■ **WHAT YOU HAVE TO DO**: Extract each line holding the word "this" from the entries.

■ **Extracted data entries**:

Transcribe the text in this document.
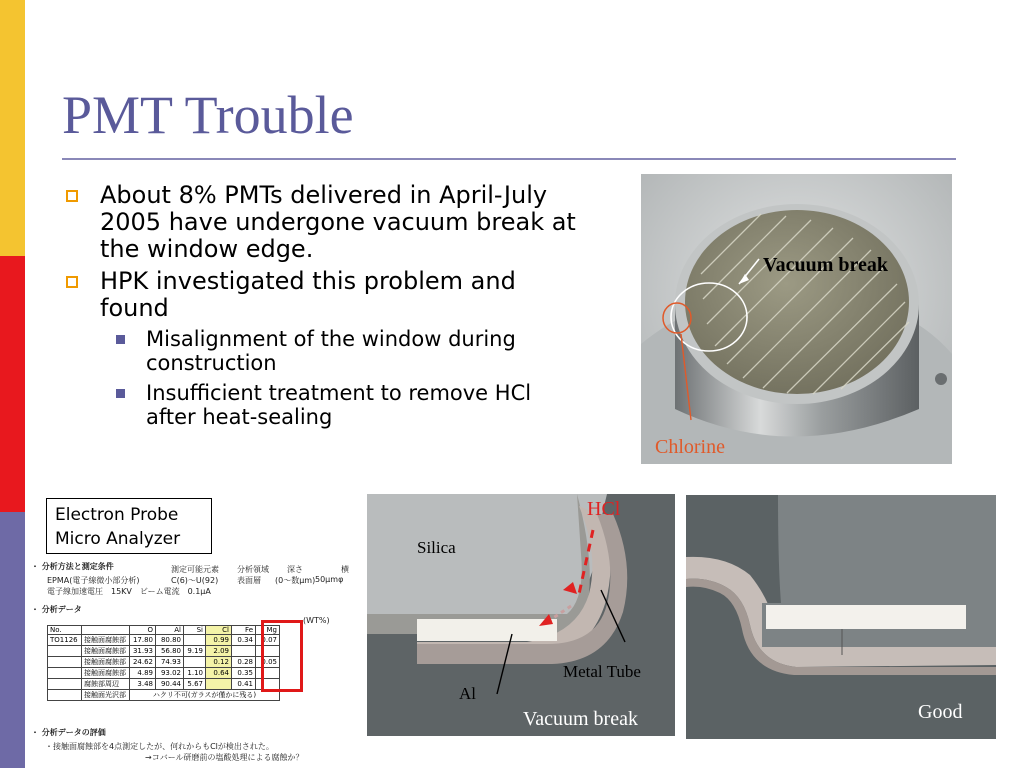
PMT Trouble
About 8% PMTs delivered in April-July 2005 have undergone vacuum break at the window edge.
HPK investigated this problem and found
Misalignment of the window during construction
Insufficient treatment to remove HCl after heat-sealing
Vacuum break
Chlorine
・ 分析方法と測定条件
EPMA(電子線微小部分析)
電子線加速電圧　15KV　ビーム電流　0.1μA
測定可能元素
C(6)～U(92)
分析領域
表面層
深さ
(0～数μm)
横
50μmφ
・ 分析データ
(WT%)
No.		O	Al	Si	Cl	Fe	Mg
TO1126	接触面腐蝕部	17.80	80.80		0.99	0.34	0.07
	接触面腐蝕部	31.93	56.80	9.19	2.09		
	接触面腐蝕部	24.62	74.93		0.12	0.28	0.05
	接触面腐蝕部	4.89	93.02	1.10	0.64	0.35	
	腐蝕部周辺	3.48	90.44	5.67		0.41	
	接触面光沢部	ハクリ不可(ガラスが僅かに残る)					
・ 分析データの評価
・接触面腐蝕部を4点測定したが、何れからもClが検出された。
→コバール研磨前の塩酸処理による腐蝕か？
Electron Probe
Micro Analyzer
HCl
Silica
Metal Tube
Al
Vacuum break	Good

■ **SOLUTION**:
Transcribe the text in this document.
HPK investigated this problem and found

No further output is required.